> _AIM_
The records should be repeated word for word, pictures excluded.

> _INPUT ROWS_
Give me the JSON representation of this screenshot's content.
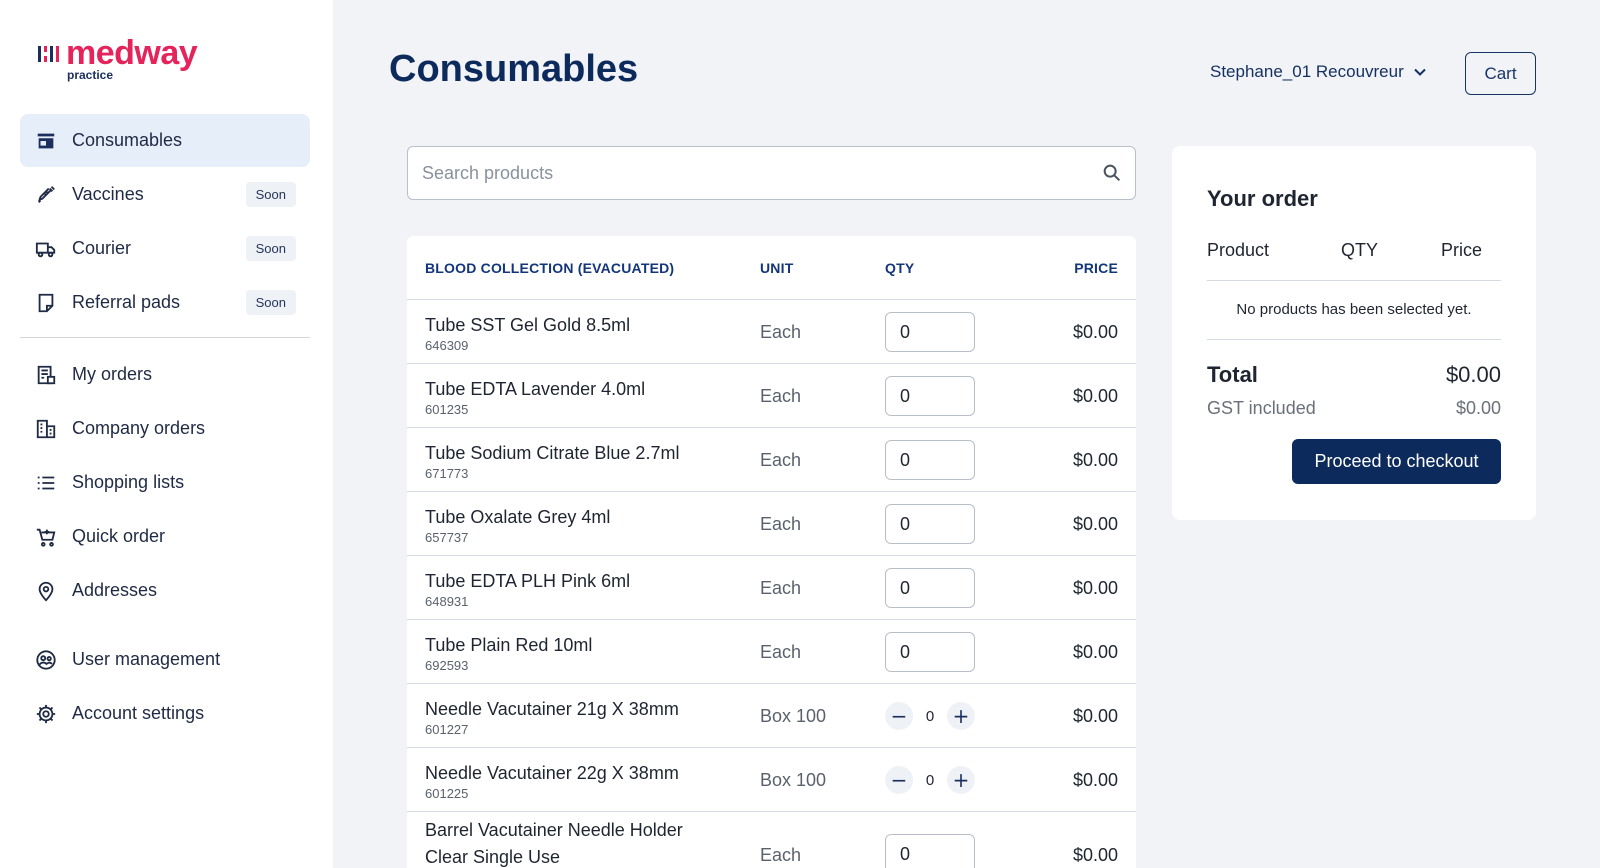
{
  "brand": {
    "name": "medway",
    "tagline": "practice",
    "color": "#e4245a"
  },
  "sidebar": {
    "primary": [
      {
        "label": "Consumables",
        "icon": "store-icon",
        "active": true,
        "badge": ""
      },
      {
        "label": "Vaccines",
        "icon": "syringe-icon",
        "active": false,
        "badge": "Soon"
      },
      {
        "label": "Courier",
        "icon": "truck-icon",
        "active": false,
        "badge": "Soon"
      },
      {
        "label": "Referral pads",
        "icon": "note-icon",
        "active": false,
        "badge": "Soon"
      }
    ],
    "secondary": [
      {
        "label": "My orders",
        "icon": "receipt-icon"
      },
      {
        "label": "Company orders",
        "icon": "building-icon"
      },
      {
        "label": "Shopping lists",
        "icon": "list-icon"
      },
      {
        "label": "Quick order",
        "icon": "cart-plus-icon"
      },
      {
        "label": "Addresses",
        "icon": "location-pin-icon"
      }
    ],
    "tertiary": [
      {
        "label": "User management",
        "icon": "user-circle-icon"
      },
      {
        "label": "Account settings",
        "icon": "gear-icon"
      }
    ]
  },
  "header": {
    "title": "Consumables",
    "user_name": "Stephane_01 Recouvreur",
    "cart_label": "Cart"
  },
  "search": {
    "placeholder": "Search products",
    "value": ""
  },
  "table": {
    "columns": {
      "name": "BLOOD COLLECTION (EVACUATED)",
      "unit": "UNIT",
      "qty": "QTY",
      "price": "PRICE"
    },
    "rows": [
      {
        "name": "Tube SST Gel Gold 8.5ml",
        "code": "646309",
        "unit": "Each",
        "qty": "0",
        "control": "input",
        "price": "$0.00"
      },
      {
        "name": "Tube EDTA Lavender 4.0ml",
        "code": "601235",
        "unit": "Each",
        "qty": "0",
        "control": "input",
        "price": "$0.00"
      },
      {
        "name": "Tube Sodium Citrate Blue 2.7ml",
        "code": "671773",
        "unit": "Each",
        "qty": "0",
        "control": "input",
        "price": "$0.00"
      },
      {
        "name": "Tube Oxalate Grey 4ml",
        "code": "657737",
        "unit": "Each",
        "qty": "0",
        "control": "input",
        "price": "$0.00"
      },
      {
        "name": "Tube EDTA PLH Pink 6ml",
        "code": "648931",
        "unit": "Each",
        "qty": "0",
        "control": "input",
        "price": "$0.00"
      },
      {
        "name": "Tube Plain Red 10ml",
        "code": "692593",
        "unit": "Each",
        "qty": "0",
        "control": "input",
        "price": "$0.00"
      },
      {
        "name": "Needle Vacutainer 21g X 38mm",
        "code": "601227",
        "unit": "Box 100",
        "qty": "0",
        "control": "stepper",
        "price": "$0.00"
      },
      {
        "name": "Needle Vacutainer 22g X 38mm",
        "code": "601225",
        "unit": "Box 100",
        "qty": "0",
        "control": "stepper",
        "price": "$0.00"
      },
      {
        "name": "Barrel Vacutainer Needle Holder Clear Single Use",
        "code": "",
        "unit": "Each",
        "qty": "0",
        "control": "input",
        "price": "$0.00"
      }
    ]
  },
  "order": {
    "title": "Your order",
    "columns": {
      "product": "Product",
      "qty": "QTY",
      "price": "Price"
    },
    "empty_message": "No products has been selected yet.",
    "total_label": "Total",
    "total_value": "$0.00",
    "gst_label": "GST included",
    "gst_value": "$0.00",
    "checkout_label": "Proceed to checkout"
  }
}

> _FINISHED EXERCISE_
Give me the JSON representation of this screenshot's content.
{
  "brand": {
    "name": "medway",
    "tagline": "practice",
    "color": "#e4245a"
  },
  "sidebar": {
    "primary": [
      {
        "label": "Consumables",
        "icon": "store-icon",
        "active": true,
        "badge": ""
      },
      {
        "label": "Vaccines",
        "icon": "syringe-icon",
        "active": false,
        "badge": "Soon"
      },
      {
        "label": "Courier",
        "icon": "truck-icon",
        "active": false,
        "badge": "Soon"
      },
      {
        "label": "Referral pads",
        "icon": "note-icon",
        "active": false,
        "badge": "Soon"
      }
    ],
    "secondary": [
      {
        "label": "My orders",
        "icon": "receipt-icon"
      },
      {
        "label": "Company orders",
        "icon": "building-icon"
      },
      {
        "label": "Shopping lists",
        "icon": "list-icon"
      },
      {
        "label": "Quick order",
        "icon": "cart-plus-icon"
      },
      {
        "label": "Addresses",
        "icon": "location-pin-icon"
      }
    ],
    "tertiary": [
      {
        "label": "User management",
        "icon": "user-circle-icon"
      },
      {
        "label": "Account settings",
        "icon": "gear-icon"
      }
    ]
  },
  "header": {
    "title": "Consumables",
    "user_name": "Stephane_01 Recouvreur",
    "cart_label": "Cart"
  },
  "search": {
    "placeholder": "Search products",
    "value": ""
  },
  "table": {
    "columns": {
      "name": "BLOOD COLLECTION (EVACUATED)",
      "unit": "UNIT",
      "qty": "QTY",
      "price": "PRICE"
    },
    "rows": [
      {
        "name": "Tube SST Gel Gold 8.5ml",
        "code": "646309",
        "unit": "Each",
        "qty": "0",
        "control": "input",
        "price": "$0.00"
      },
      {
        "name": "Tube EDTA Lavender 4.0ml",
        "code": "601235",
        "unit": "Each",
        "qty": "0",
        "control": "input",
        "price": "$0.00"
      },
      {
        "name": "Tube Sodium Citrate Blue 2.7ml",
        "code": "671773",
        "unit": "Each",
        "qty": "0",
        "control": "input",
        "price": "$0.00"
      },
      {
        "name": "Tube Oxalate Grey 4ml",
        "code": "657737",
        "unit": "Each",
        "qty": "0",
        "control": "input",
        "price": "$0.00"
      },
      {
        "name": "Tube EDTA PLH Pink 6ml",
        "code": "648931",
        "unit": "Each",
        "qty": "0",
        "control": "input",
        "price": "$0.00"
      },
      {
        "name": "Tube Plain Red 10ml",
        "code": "692593",
        "unit": "Each",
        "qty": "0",
        "control": "input",
        "price": "$0.00"
      },
      {
        "name": "Needle Vacutainer 21g X 38mm",
        "code": "601227",
        "unit": "Box 100",
        "qty": "0",
        "control": "stepper",
        "price": "$0.00"
      },
      {
        "name": "Needle Vacutainer 22g X 38mm",
        "code": "601225",
        "unit": "Box 100",
        "qty": "0",
        "control": "stepper",
        "price": "$0.00"
      },
      {
        "name": "Barrel Vacutainer Needle Holder Clear Single Use",
        "code": "",
        "unit": "Each",
        "qty": "0",
        "control": "input",
        "price": "$0.00"
      }
    ]
  },
  "order": {
    "title": "Your order",
    "columns": {
      "product": "Product",
      "qty": "QTY",
      "price": "Price"
    },
    "empty_message": "No products has been selected yet.",
    "total_label": "Total",
    "total_value": "$0.00",
    "gst_label": "GST included",
    "gst_value": "$0.00",
    "checkout_label": "Proceed to checkout"
  }
}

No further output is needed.